THE PROBLEM - Return every entry exactly.

** START **

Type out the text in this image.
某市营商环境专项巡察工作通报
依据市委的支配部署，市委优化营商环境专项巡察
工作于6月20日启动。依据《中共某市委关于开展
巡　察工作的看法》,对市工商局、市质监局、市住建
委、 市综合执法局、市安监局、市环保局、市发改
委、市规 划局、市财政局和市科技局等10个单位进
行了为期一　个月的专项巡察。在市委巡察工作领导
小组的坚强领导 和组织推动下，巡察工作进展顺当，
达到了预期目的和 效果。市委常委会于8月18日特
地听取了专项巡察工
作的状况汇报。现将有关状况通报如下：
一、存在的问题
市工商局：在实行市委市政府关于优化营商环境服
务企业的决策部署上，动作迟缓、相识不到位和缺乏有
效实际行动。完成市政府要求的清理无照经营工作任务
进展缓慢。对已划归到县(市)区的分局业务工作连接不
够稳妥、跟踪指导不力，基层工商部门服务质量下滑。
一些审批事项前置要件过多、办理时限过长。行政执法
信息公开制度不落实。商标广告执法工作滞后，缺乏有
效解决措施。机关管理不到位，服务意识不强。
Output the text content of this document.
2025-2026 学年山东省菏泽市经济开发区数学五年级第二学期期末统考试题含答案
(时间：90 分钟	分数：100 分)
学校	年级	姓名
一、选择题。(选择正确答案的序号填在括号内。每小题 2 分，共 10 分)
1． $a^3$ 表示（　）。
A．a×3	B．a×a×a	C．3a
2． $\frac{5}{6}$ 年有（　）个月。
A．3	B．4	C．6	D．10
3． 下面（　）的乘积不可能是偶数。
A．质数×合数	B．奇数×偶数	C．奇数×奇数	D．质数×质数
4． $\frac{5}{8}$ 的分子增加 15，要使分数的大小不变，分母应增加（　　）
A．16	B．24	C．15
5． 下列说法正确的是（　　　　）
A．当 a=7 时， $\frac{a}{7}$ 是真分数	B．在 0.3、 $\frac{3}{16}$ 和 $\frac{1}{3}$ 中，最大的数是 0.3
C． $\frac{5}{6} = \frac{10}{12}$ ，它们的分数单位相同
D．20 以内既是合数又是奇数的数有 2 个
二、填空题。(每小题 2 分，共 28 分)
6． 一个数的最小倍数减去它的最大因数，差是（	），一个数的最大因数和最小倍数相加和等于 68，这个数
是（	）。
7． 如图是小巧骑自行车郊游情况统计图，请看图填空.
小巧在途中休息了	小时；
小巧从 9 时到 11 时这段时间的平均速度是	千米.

** END **

WRITTEN ANSWER -
Type out the text in this image.
某市营商环境专项巡察工作通报
依据市委的支配部署，市委优化营商环境专项巡察
工作于6月20日启动。依据《中共某市委关于开展
巡　察工作的看法》,对市工商局、市质监局、市住建
委、 市综合执法局、市安监局、市环保局、市发改
委、市规 划局、市财政局和市科技局等10个单位进
行了为期一　个月的专项巡察。在市委巡察工作领导
小组的坚强领导 和组织推动下，巡察工作进展顺当，
达到了预期目的和 效果。市委常委会于8月18日特
地听取了专项巡察工
作的状况汇报。现将有关状况通报如下：
一、存在的问题
市工商局：在实行市委市政府关于优化营商环境服
务企业的决策部署上，动作迟缓、相识不到位和缺乏有
效实际行动。完成市政府要求的清理无照经营工作任务
进展缓慢。对已划归到县(市)区的分局业务工作连接不
够稳妥、跟踪指导不力，基层工商部门服务质量下滑。
一些审批事项前置要件过多、办理时限过长。行政执法
信息公开制度不落实。商标广告执法工作滞后，缺乏有
效解决措施。机关管理不到位，服务意识不强。
Output the text content of this document.
2025-2026 学年山东省菏泽市经济开发区数学五年级第二学期期末统考试题含答案
(时间：90 分钟	分数：100 分)
学校	年级	姓名
一、选择题。(选择正确答案的序号填在括号内。每小题 2 分，共 10 分)
1． $a^3$ 表示（　）。
A．a×3	B．a×a×a	C．3a
2． $\frac{5}{6}$ 年有（　）个月。
A．3	B．4	C．6	D．10
3． 下面（　）的乘积不可能是偶数。
A．质数×合数	B．奇数×偶数	C．奇数×奇数	D．质数×质数
4． $\frac{5}{8}$ 的分子增加 15，要使分数的大小不变，分母应增加（　　）
A．16	B．24	C．15
5． 下列说法正确的是（　　　　）
A．当 a=7 时， $\frac{a}{7}$ 是真分数	B．在 0.3、 $\frac{3}{16}$ 和 $\frac{1}{3}$ 中，最大的数是 0.3
C． $\frac{5}{6} = \frac{10}{12}$ ，它们的分数单位相同
D．20 以内既是合数又是奇数的数有 2 个
二、填空题。(每小题 2 分，共 28 分)
6． 一个数的最小倍数减去它的最大因数，差是（	），一个数的最大因数和最小倍数相加和等于 68，这个数
是（	）。
7． 如图是小巧骑自行车郊游情况统计图，请看图填空.
小巧在途中休息了	小时；
小巧从 9 时到 11 时这段时间的平均速度是	千米.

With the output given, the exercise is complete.